- [TO DO] Copy the material that follows word for word and omit its pictures.

========

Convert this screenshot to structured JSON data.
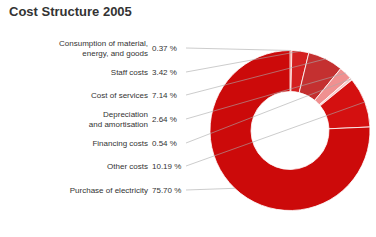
{
  "chart_data": {
    "type": "pie",
    "title": "Cost Structure 2005",
    "categories": [
      "Consumption of material,\nenergy, and goods",
      "Staff costs",
      "Cost of services",
      "Depreciation\nand amortisation",
      "Financing costs",
      "Other costs",
      "Purchase of electricity"
    ],
    "values": [
      0.37,
      3.42,
      7.14,
      2.64,
      0.54,
      10.19,
      75.7
    ],
    "value_labels": [
      "0.37 %",
      "3.42 %",
      "7.14 %",
      "2.64 %",
      "0.54 %",
      "10.19 %",
      "75.70 %"
    ],
    "colors": [
      "#e82010",
      "#d42020",
      "#c43030",
      "#f09090",
      "#f8c8c8",
      "#d41010",
      "#cc0a0a"
    ]
  }
}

========

- [CORRECT RESULT]
Convert this screenshot to structured JSON data.
{
  "chart_data": {
    "type": "pie",
    "title": "Cost Structure 2005",
    "categories": [
      "Consumption of material,\nenergy, and goods",
      "Staff costs",
      "Cost of services",
      "Depreciation\nand amortisation",
      "Financing costs",
      "Other costs",
      "Purchase of electricity"
    ],
    "values": [
      0.37,
      3.42,
      7.14,
      2.64,
      0.54,
      10.19,
      75.7
    ],
    "value_labels": [
      "0.37 %",
      "3.42 %",
      "7.14 %",
      "2.64 %",
      "0.54 %",
      "10.19 %",
      "75.70 %"
    ],
    "colors": [
      "#e82010",
      "#d42020",
      "#c43030",
      "#f09090",
      "#f8c8c8",
      "#d41010",
      "#cc0a0a"
    ]
  }
}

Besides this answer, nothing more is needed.